--- Begin SUPPLIED RECORDS ---

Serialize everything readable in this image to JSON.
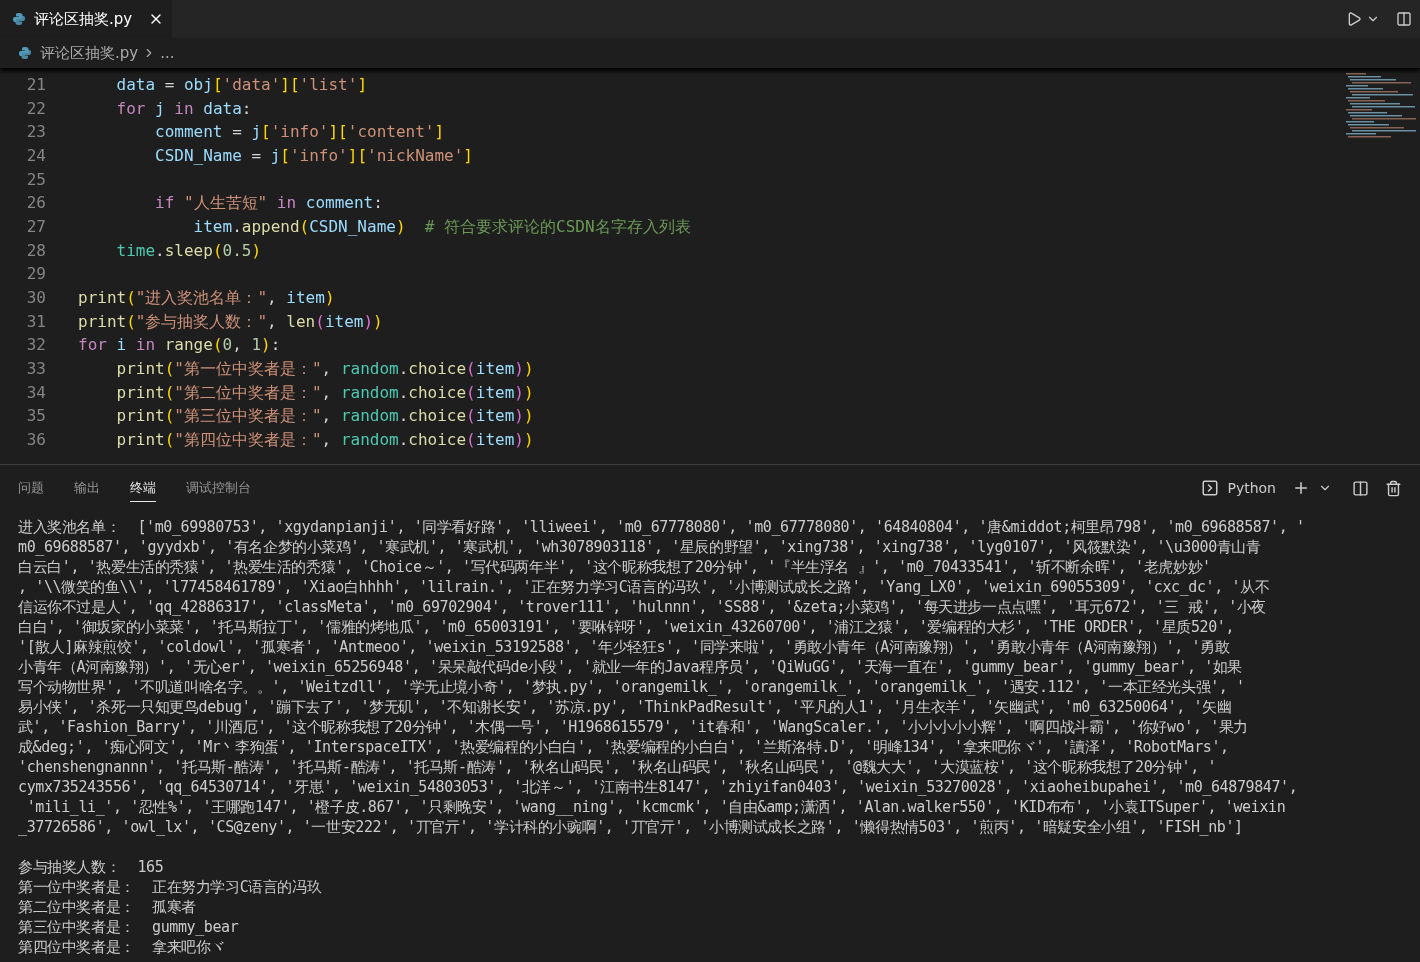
{
  "editor_tabs": [
    {
      "label": "评论区抽奖.py",
      "selected": true
    }
  ],
  "breadcrumb": {
    "file": "评论区抽奖.py",
    "rest": "..."
  },
  "code_lines": [
    {
      "number": "21",
      "tokens": [
        {
          "kind": "v",
          "text": "    data"
        },
        {
          "kind": "p",
          "text": " = "
        },
        {
          "kind": "v",
          "text": "obj"
        },
        {
          "kind": "b1",
          "text": "["
        },
        {
          "kind": "s",
          "text": "'data'"
        },
        {
          "kind": "b1",
          "text": "]["
        },
        {
          "kind": "s",
          "text": "'list'"
        },
        {
          "kind": "b1",
          "text": "]"
        }
      ]
    },
    {
      "number": "22",
      "tokens": [
        {
          "kind": "k",
          "text": "    for"
        },
        {
          "kind": "v",
          "text": " j"
        },
        {
          "kind": "k",
          "text": " in"
        },
        {
          "kind": "v",
          "text": " data"
        },
        {
          "kind": "p",
          "text": ":"
        }
      ]
    },
    {
      "number": "23",
      "tokens": [
        {
          "kind": "v",
          "text": "        comment"
        },
        {
          "kind": "p",
          "text": " = "
        },
        {
          "kind": "v",
          "text": "j"
        },
        {
          "kind": "b1",
          "text": "["
        },
        {
          "kind": "s",
          "text": "'info'"
        },
        {
          "kind": "b1",
          "text": "]["
        },
        {
          "kind": "s",
          "text": "'content'"
        },
        {
          "kind": "b1",
          "text": "]"
        }
      ]
    },
    {
      "number": "24",
      "tokens": [
        {
          "kind": "v",
          "text": "        CSDN_Name"
        },
        {
          "kind": "p",
          "text": " = "
        },
        {
          "kind": "v",
          "text": "j"
        },
        {
          "kind": "b1",
          "text": "["
        },
        {
          "kind": "s",
          "text": "'info'"
        },
        {
          "kind": "b1",
          "text": "]["
        },
        {
          "kind": "s",
          "text": "'nickName'"
        },
        {
          "kind": "b1",
          "text": "]"
        }
      ]
    },
    {
      "number": "25"
    },
    {
      "number": "26",
      "tokens": [
        {
          "kind": "k",
          "text": "        if"
        },
        {
          "kind": "s",
          "text": " \"人生苦短\""
        },
        {
          "kind": "k",
          "text": " in"
        },
        {
          "kind": "v",
          "text": " comment"
        },
        {
          "kind": "p",
          "text": ":"
        }
      ]
    },
    {
      "number": "27",
      "tokens": [
        {
          "kind": "v",
          "text": "            item"
        },
        {
          "kind": "p",
          "text": "."
        },
        {
          "kind": "f",
          "text": "append"
        },
        {
          "kind": "b1",
          "text": "("
        },
        {
          "kind": "v",
          "text": "CSDN_Name"
        },
        {
          "kind": "b1",
          "text": ")"
        },
        {
          "kind": "c",
          "text": "  # 符合要求评论的CSDN名字存入列表"
        }
      ]
    },
    {
      "number": "28",
      "tokens": [
        {
          "kind": "m",
          "text": "    time"
        },
        {
          "kind": "p",
          "text": "."
        },
        {
          "kind": "f",
          "text": "sleep"
        },
        {
          "kind": "b1",
          "text": "("
        },
        {
          "kind": "n",
          "text": "0.5"
        },
        {
          "kind": "b1",
          "text": ")"
        }
      ]
    },
    {
      "number": "29"
    },
    {
      "number": "30",
      "tokens": [
        {
          "kind": "f",
          "text": "print"
        },
        {
          "kind": "b1",
          "text": "("
        },
        {
          "kind": "s",
          "text": "\"进入奖池名单：\""
        },
        {
          "kind": "p",
          "text": ", "
        },
        {
          "kind": "v",
          "text": "item"
        },
        {
          "kind": "b1",
          "text": ")"
        }
      ]
    },
    {
      "number": "31",
      "tokens": [
        {
          "kind": "f",
          "text": "print"
        },
        {
          "kind": "b1",
          "text": "("
        },
        {
          "kind": "s",
          "text": "\"参与抽奖人数：\""
        },
        {
          "kind": "p",
          "text": ", "
        },
        {
          "kind": "f",
          "text": "len"
        },
        {
          "kind": "b2",
          "text": "("
        },
        {
          "kind": "v",
          "text": "item"
        },
        {
          "kind": "b2",
          "text": ")"
        },
        {
          "kind": "b1",
          "text": ")"
        }
      ]
    },
    {
      "number": "32",
      "tokens": [
        {
          "kind": "k",
          "text": "for"
        },
        {
          "kind": "v",
          "text": " i"
        },
        {
          "kind": "k",
          "text": " in"
        },
        {
          "kind": "f",
          "text": " range"
        },
        {
          "kind": "b1",
          "text": "("
        },
        {
          "kind": "n",
          "text": "0"
        },
        {
          "kind": "p",
          "text": ", "
        },
        {
          "kind": "n",
          "text": "1"
        },
        {
          "kind": "b1",
          "text": ")"
        },
        {
          "kind": "p",
          "text": ":"
        }
      ]
    },
    {
      "number": "33",
      "tokens": [
        {
          "kind": "f",
          "text": "    print"
        },
        {
          "kind": "b1",
          "text": "("
        },
        {
          "kind": "s",
          "text": "\"第一位中奖者是：\""
        },
        {
          "kind": "p",
          "text": ", "
        },
        {
          "kind": "m",
          "text": "random"
        },
        {
          "kind": "p",
          "text": "."
        },
        {
          "kind": "f",
          "text": "choice"
        },
        {
          "kind": "b2",
          "text": "("
        },
        {
          "kind": "v",
          "text": "item"
        },
        {
          "kind": "b2",
          "text": ")"
        },
        {
          "kind": "b1",
          "text": ")"
        }
      ]
    },
    {
      "number": "34",
      "tokens": [
        {
          "kind": "f",
          "text": "    print"
        },
        {
          "kind": "b1",
          "text": "("
        },
        {
          "kind": "s",
          "text": "\"第二位中奖者是：\""
        },
        {
          "kind": "p",
          "text": ", "
        },
        {
          "kind": "m",
          "text": "random"
        },
        {
          "kind": "p",
          "text": "."
        },
        {
          "kind": "f",
          "text": "choice"
        },
        {
          "kind": "b2",
          "text": "("
        },
        {
          "kind": "v",
          "text": "item"
        },
        {
          "kind": "b2",
          "text": ")"
        },
        {
          "kind": "b1",
          "text": ")"
        }
      ]
    },
    {
      "number": "35",
      "tokens": [
        {
          "kind": "f",
          "text": "    print"
        },
        {
          "kind": "b1",
          "text": "("
        },
        {
          "kind": "s",
          "text": "\"第三位中奖者是：\""
        },
        {
          "kind": "p",
          "text": ", "
        },
        {
          "kind": "m",
          "text": "random"
        },
        {
          "kind": "p",
          "text": "."
        },
        {
          "kind": "f",
          "text": "choice"
        },
        {
          "kind": "b2",
          "text": "("
        },
        {
          "kind": "v",
          "text": "item"
        },
        {
          "kind": "b2",
          "text": ")"
        },
        {
          "kind": "b1",
          "text": ")"
        }
      ]
    },
    {
      "number": "36",
      "tokens": [
        {
          "kind": "f",
          "text": "    print"
        },
        {
          "kind": "b1",
          "text": "("
        },
        {
          "kind": "s",
          "text": "\"第四位中奖者是：\""
        },
        {
          "kind": "p",
          "text": ", "
        },
        {
          "kind": "m",
          "text": "random"
        },
        {
          "kind": "p",
          "text": "."
        },
        {
          "kind": "f",
          "text": "choice"
        },
        {
          "kind": "b2",
          "text": "("
        },
        {
          "kind": "v",
          "text": "item"
        },
        {
          "kind": "b2",
          "text": ")"
        },
        {
          "kind": "b1",
          "text": ")"
        }
      ]
    }
  ],
  "panel": {
    "tabs": [
      {
        "label": "问题",
        "selected": false
      },
      {
        "label": "输出",
        "selected": false
      },
      {
        "label": "终端",
        "selected": true
      },
      {
        "label": "调试控制台",
        "selected": false
      }
    ],
    "shell": "Python"
  },
  "terminal": {
    "lines": [
      "进入奖池名单：  ['m0_69980753', 'xgydanpianji', '同学看好路', 'lliweei', 'm0_67778080', 'm0_67778080', '64840804', '唐&middot;柯里昂798', 'm0_69688587', '",
      "m0_69688587', 'gyydxb', '有名企梦的小菜鸡', '寒武机', '寒武机', 'wh3078903118', '星辰的野望', 'xing738', 'xing738', 'lyg0107', '风筱默染', '\\u3000青山青",
      "白云白', '热爱生活的秃猿', '热爱生活的秃猿', 'Choice～', '写代码两年半', '这个昵称我想了20分钟', '『半生浮名 』', 'm0_70433541', '斩不断余晖', '老虎妙妙'",
      ", '\\\\微笑的鱼\\\\', 'l77458461789', 'Xiao白hhhh', 'lilrain.', '正在努力学习C语言的冯玖', '小博测试成长之路', 'Yang_LX0', 'weixin_69055309', 'cxc_dc', '从不",
      "信运你不过是人', 'qq_42886317', 'classMeta', 'm0_69702904', 'trover111', 'hulnnn', 'SS88', '&zeta;小菜鸡', '每天进步一点点嘿', '耳元672', '三 戒', '小夜",
      "白白', '御坂家的小菜菜', '托马斯拉丁', '儒雅的烤地瓜', 'm0_65003191', '要咻锌呀', 'weixin_43260700', '浦江之猿', '爱编程的大杉', 'THE ORDER', '星质520',",
      "'[散人]麻辣煎饺', 'coldowl', '孤寒者', 'Antmeoo', 'weixin_53192588', '年少轻狂s', '同学来啦', '勇敢小青年（A河南豫翔）', '勇敢小青年（A河南豫翔）', '勇敢",
      "小青年（A河南豫翔）', '无心er', 'weixin_65256948', '呆呆敲代码de小段', '就业一年的Java程序员', 'QiWuGG', '天海一直在', 'gummy_bear', 'gummy_bear', '如果",
      "写个动物世界', '不叽道叫啥名字。。', 'Weitzdll', '学无止境小奇', '梦执.py', 'orangemilk_', 'orangemilk_', 'orangemilk_', '遇安.112', '一本正经光头强', '",
      "易小侠', '杀死一只知更鸟debug', '蹦下去了', '梦无矶', '不知谢长安', '苏凉.py', 'ThinkPadResult', '平凡的人1', '月生衣羊', '矢幽武', 'm0_63250064', '矢幽",
      "武', 'Fashion_Barry', '川酒厄', '这个昵称我想了20分钟', '木偶一号', 'H1968615579', 'it春和', 'WangScaler.', '小小小小小辉', '啊四战斗霸', '你好wo', '果力",
      "成&deg;', '痴心阿文', 'Mr丶李狗蛋', 'InterspaceITX', '热爱编程的小白白', '热爱编程的小白白', '兰斯洛特.D', '明峰134', '拿来吧你ヾ', '讀泽', 'RobotMars',",
      "'chenshengnannn', '托马斯-酷涛', '托马斯-酷涛', '托马斯-酷涛', '秋名山码民', '秋名山码民', '秋名山码民', '@魏大大', '大漠蓝桉', '这个昵称我想了20分钟', '",
      "cymx735243556', 'qq_64530714', '牙崽', 'weixin_54803053', '北洋～', '江南书生8147', 'zhiyifan0403', 'weixin_53270028', 'xiaoheibupahei', 'm0_64879847',",
      " 'mili_li_', '忍性%', '王哪跑147', '橙子皮.867', '只剩晚安', 'wang__ning', 'kcmcmk', '自由&amp;潇洒', 'Alan.walker550', 'KID布布', '小袁ITSuper', 'weixin",
      "_37726586', 'owl_lx', 'CS@zeny', '一世安222', '丌官亓', '学计科的小豌啊', '丌官亓', '小博测试成长之路', '懒得热情503', '煎丙', '暗疑安全小组', 'FISH_nb']"
    ],
    "result_lines": [
      "参与抽奖人数：  165",
      "第一位中奖者是：  正在努力学习C语言的冯玖",
      "第二位中奖者是：  孤寒者",
      "第三位中奖者是：  gummy_bear",
      "第四位中奖者是：  拿来吧你ヾ"
    ]
  }
}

--- End SUPPLIED RECORDS ---

▸ **GOAL**: Where a line in the entries holds the word "小博测试成长之路", copy that line.

▸ **THE RESPONSE**:
      ", '\\\\微笑的鱼\\\\', 'l77458461789', 'Xiao白hhhh', 'lilrain.', '正在努力学习C语言的冯玖', '小博测试成长之路', 'Yang_LX0', 'weixin_69055309', 'cxc_dc', '从不",
      "_37726586', 'owl_lx', 'CS@zeny', '一世安222', '丌官亓', '学计科的小豌啊', '丌官亓', '小博测试成长之路', '懒得热情503', '煎丙', '暗疑安全小组', 'FISH_nb']"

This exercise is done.